Short problem — List all lines in the material below that contain "title".

Stored data —

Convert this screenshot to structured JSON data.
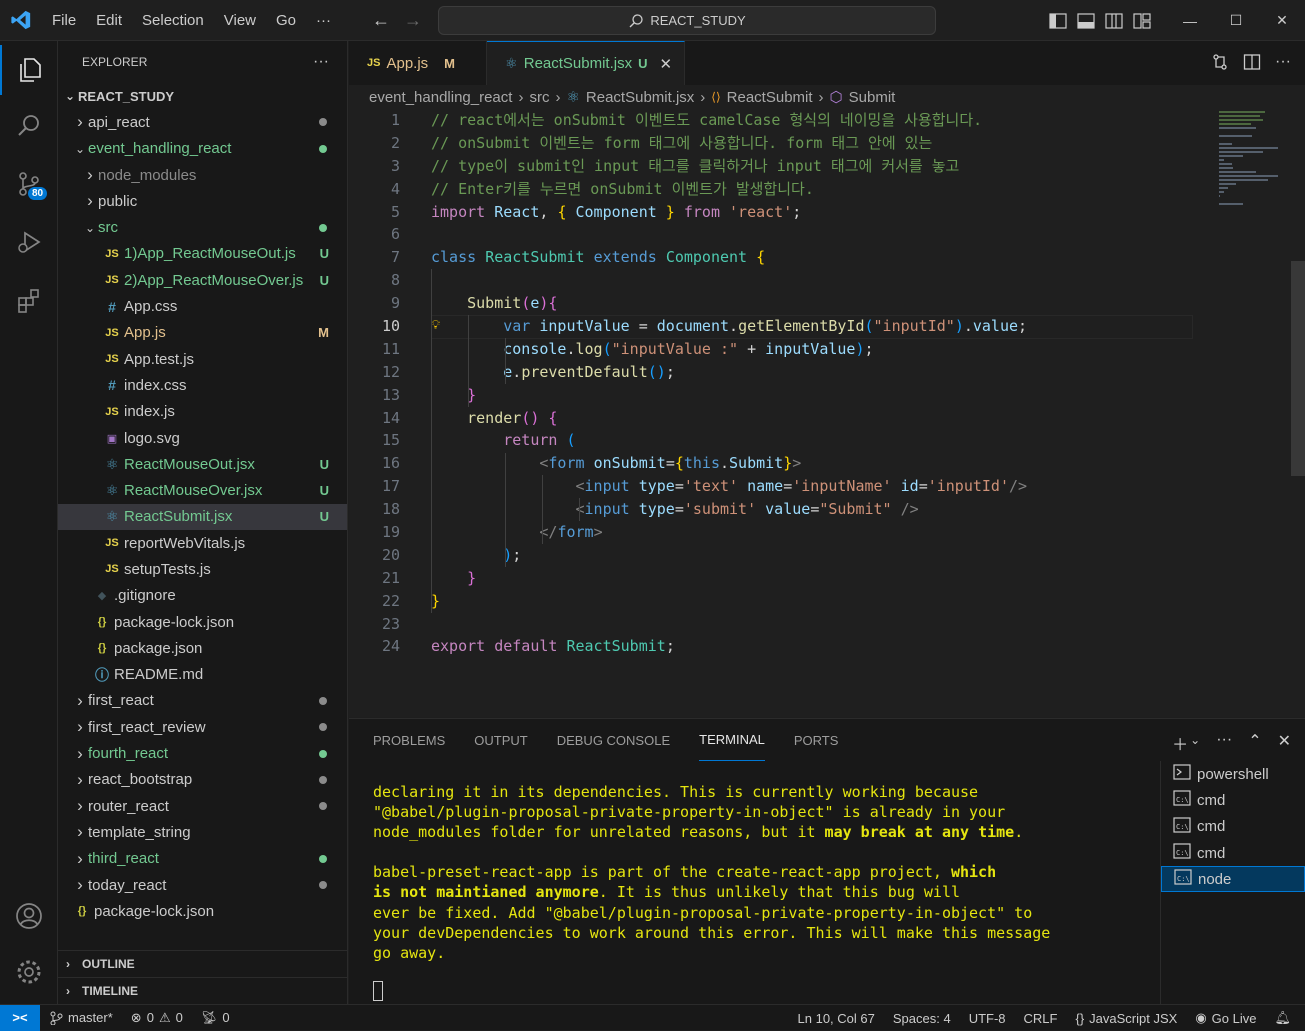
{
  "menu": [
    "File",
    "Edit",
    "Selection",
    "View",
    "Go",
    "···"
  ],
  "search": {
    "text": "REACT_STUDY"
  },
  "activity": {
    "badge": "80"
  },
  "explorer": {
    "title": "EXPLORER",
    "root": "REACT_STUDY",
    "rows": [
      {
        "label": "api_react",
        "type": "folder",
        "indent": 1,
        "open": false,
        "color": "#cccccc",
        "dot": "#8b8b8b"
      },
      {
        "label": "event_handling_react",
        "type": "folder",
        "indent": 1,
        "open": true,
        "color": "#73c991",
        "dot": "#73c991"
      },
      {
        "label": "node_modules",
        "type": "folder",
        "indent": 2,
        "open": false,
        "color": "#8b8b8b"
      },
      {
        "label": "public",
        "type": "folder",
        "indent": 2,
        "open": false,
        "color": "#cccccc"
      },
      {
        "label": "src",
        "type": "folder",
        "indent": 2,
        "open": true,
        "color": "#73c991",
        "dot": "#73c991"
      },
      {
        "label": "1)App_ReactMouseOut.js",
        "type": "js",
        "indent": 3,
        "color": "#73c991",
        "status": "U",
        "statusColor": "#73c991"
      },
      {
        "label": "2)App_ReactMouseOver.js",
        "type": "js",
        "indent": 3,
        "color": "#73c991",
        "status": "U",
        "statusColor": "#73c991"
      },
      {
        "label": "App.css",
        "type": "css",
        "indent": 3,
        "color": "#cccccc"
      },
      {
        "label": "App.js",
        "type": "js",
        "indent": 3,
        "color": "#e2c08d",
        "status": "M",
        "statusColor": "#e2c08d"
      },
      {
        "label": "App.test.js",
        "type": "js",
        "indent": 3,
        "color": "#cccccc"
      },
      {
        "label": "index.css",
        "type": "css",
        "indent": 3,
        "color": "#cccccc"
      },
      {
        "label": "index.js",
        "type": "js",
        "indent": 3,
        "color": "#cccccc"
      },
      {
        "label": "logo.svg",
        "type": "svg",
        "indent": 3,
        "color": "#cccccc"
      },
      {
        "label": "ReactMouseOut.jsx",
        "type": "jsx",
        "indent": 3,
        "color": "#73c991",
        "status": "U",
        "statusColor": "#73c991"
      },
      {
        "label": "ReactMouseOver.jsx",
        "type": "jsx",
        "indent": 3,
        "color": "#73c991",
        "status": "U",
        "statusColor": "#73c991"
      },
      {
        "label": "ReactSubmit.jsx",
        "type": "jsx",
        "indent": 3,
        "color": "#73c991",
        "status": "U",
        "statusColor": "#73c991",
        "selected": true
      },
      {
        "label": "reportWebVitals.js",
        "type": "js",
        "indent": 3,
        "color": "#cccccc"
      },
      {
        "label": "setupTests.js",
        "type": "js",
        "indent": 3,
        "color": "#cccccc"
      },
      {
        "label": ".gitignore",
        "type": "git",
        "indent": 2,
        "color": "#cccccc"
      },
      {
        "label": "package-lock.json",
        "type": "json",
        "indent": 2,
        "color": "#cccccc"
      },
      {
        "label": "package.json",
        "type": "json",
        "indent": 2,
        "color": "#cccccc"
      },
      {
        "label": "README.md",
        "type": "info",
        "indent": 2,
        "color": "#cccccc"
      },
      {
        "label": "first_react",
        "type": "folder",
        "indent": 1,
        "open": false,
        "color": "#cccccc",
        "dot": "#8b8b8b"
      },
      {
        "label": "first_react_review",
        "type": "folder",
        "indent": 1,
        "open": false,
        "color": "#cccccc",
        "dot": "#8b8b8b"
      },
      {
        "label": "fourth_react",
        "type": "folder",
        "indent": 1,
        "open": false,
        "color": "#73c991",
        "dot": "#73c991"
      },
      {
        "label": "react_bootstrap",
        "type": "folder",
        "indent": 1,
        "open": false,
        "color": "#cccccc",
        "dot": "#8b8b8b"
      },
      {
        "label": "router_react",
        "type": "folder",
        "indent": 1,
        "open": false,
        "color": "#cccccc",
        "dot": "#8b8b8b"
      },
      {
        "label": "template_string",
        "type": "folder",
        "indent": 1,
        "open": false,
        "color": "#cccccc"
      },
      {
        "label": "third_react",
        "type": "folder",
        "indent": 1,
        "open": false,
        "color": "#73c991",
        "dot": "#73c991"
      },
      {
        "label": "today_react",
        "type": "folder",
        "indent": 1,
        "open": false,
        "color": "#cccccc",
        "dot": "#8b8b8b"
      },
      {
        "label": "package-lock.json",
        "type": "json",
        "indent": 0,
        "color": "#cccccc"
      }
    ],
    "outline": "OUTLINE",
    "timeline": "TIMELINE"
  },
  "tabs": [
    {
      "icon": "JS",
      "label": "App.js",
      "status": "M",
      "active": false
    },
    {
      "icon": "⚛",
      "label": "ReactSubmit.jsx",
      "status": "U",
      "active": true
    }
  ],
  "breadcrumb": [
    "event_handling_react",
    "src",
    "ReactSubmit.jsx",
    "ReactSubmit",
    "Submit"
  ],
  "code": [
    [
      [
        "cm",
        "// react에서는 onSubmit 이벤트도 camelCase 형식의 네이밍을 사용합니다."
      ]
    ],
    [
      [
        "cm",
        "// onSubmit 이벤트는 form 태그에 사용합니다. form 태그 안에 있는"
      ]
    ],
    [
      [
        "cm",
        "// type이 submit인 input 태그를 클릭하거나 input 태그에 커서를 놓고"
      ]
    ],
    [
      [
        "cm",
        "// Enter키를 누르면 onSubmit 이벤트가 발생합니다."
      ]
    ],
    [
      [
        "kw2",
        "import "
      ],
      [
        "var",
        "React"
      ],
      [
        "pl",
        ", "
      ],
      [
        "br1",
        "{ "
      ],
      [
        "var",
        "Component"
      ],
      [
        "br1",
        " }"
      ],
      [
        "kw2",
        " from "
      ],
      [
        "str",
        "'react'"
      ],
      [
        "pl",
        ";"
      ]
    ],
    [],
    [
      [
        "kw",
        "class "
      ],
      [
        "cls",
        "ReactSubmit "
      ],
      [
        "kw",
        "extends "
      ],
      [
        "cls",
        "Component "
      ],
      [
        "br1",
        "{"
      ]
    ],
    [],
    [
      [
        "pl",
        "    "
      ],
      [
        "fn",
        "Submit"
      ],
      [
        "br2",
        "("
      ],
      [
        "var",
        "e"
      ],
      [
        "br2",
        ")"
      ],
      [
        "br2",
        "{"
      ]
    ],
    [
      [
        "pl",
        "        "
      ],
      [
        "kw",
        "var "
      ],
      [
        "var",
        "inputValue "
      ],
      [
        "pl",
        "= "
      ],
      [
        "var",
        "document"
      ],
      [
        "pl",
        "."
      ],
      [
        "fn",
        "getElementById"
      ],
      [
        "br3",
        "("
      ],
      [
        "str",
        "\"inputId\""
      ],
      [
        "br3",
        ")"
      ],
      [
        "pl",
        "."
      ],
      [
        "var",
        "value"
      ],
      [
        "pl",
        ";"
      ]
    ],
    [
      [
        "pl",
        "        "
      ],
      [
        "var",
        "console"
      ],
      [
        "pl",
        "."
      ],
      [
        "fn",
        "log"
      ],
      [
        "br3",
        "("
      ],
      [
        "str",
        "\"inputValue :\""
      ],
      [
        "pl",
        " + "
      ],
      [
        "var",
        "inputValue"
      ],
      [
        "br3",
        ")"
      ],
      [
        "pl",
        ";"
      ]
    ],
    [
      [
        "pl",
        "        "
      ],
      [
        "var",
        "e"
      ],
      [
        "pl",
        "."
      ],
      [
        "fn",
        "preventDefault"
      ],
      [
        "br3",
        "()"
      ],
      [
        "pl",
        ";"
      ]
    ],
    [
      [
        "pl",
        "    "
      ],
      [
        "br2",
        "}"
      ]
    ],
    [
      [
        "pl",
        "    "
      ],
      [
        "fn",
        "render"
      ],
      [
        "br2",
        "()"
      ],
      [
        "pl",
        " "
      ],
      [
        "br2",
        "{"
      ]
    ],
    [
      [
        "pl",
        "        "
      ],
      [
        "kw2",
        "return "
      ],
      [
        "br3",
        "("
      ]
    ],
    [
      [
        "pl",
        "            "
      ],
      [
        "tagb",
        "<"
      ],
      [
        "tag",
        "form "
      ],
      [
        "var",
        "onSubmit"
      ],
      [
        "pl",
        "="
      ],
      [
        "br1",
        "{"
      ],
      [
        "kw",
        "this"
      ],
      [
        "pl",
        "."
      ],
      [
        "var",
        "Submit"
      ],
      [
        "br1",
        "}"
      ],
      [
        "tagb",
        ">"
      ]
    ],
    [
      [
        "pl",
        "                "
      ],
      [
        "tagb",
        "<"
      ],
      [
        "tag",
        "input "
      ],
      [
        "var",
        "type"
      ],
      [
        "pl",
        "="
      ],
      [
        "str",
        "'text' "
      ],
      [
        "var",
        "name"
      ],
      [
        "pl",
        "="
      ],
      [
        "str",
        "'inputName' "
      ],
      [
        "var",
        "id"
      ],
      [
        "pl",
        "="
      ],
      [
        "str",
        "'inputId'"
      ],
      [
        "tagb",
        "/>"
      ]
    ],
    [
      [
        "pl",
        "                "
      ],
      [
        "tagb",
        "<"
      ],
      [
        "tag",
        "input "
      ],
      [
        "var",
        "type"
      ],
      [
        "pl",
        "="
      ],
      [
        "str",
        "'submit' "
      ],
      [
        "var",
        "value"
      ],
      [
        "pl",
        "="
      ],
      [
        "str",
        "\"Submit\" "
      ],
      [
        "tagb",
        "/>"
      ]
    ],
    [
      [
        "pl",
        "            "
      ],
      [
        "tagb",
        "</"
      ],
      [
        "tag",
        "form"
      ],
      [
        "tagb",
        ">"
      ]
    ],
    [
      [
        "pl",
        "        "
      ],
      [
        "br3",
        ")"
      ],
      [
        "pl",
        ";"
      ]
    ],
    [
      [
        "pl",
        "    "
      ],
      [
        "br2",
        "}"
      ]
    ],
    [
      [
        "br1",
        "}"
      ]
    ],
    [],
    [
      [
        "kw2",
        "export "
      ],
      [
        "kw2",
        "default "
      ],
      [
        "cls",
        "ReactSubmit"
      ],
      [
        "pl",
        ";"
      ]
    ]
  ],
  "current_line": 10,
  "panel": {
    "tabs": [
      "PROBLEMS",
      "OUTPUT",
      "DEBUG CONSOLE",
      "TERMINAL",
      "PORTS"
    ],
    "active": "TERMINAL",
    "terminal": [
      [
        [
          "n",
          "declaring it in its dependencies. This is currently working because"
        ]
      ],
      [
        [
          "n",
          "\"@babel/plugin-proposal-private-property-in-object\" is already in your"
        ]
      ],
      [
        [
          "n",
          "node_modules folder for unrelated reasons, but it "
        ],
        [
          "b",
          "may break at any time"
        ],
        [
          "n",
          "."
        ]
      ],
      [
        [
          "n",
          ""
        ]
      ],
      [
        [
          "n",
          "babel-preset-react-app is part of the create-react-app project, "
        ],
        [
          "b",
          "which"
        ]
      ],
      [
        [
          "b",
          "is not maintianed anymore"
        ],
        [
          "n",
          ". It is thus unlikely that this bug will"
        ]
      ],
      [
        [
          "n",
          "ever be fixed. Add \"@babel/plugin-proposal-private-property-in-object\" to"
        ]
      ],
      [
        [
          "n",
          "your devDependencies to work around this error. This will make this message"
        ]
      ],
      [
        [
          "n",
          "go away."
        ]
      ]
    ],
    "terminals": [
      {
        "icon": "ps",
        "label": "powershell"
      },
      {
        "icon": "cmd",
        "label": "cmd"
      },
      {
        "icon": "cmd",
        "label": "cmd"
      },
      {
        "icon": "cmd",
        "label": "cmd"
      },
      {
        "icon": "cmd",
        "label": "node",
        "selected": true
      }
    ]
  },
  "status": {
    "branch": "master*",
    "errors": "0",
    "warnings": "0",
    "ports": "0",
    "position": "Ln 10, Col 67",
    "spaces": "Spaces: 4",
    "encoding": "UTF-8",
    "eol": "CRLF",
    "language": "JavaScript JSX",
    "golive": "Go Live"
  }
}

...

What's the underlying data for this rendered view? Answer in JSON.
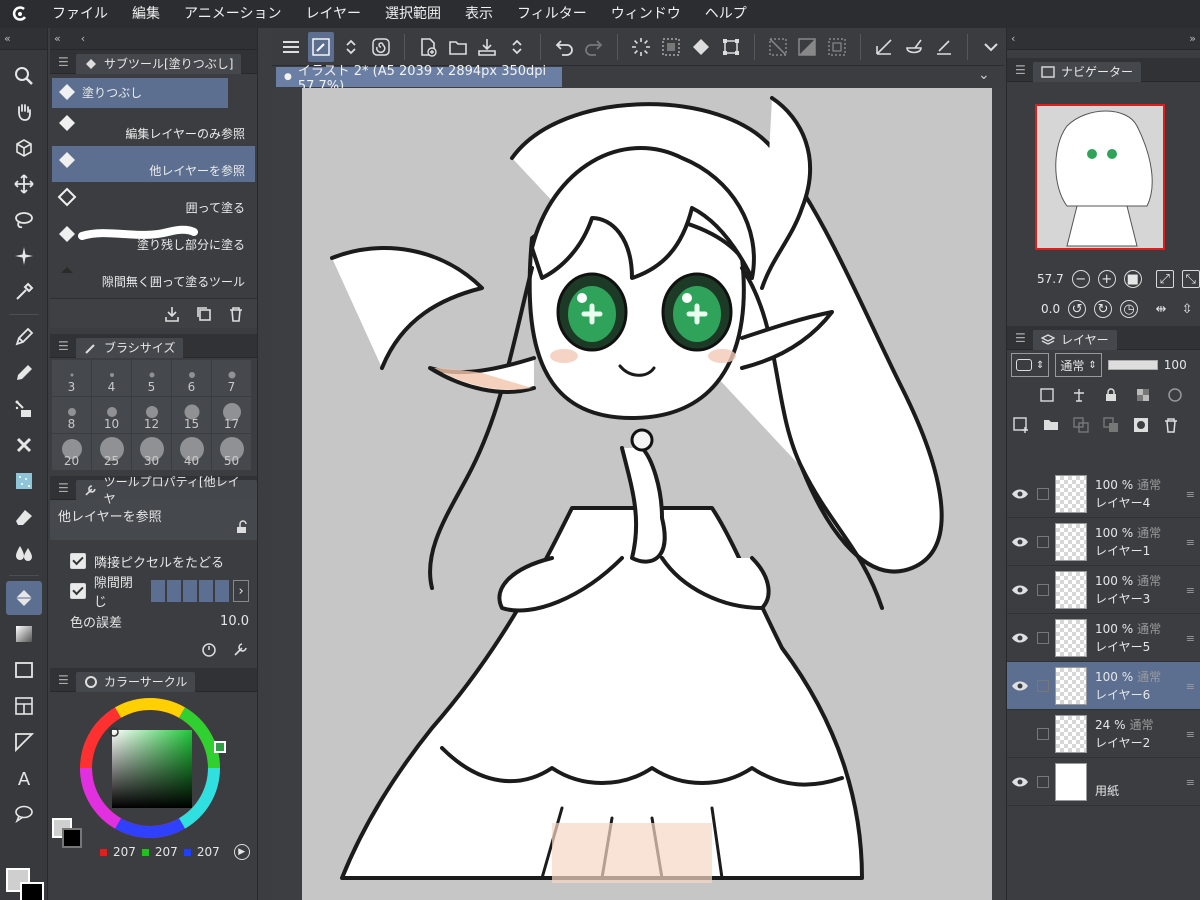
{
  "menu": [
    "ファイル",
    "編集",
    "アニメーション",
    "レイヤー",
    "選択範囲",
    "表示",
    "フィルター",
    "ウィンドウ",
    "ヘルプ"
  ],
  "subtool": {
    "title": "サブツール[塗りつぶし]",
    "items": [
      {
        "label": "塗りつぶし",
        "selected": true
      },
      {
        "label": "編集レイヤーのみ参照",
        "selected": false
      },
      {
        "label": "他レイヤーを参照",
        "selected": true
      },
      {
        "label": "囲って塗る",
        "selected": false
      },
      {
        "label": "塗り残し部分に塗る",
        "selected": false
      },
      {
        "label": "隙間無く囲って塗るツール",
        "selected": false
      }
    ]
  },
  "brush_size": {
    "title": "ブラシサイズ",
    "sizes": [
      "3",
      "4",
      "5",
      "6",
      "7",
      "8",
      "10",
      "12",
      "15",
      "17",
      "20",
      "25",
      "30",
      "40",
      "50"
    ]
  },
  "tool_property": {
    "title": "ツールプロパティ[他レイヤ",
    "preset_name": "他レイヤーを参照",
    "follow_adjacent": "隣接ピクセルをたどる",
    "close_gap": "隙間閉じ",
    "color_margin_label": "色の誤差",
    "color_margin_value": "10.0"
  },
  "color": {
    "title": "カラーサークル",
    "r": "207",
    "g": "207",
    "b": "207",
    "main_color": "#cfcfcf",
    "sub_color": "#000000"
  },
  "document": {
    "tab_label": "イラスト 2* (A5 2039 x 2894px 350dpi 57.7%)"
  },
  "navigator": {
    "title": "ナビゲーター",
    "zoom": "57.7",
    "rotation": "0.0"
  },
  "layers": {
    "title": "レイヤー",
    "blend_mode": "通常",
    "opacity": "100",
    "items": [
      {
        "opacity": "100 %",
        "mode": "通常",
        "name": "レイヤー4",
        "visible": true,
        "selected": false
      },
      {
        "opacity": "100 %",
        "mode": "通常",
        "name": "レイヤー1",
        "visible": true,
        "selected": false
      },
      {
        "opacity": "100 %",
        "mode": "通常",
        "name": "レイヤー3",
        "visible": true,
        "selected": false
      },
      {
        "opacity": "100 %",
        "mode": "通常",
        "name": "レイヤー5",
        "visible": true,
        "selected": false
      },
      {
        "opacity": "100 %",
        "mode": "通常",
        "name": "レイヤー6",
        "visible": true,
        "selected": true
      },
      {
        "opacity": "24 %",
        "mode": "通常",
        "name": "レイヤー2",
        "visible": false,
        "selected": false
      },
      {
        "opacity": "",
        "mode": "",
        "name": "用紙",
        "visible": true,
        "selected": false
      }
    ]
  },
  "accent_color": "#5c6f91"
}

Output of the exercise —
    "title": "EXPLORER",
    "title": "サブツール[塗りつぶし]",
    "title": "ブラシサイズ",
    "title": "ツールプロパティ[他レイヤ",
    "title": "カラーサークル",
    "title": "ナビゲーター",
    "title": "レイヤー",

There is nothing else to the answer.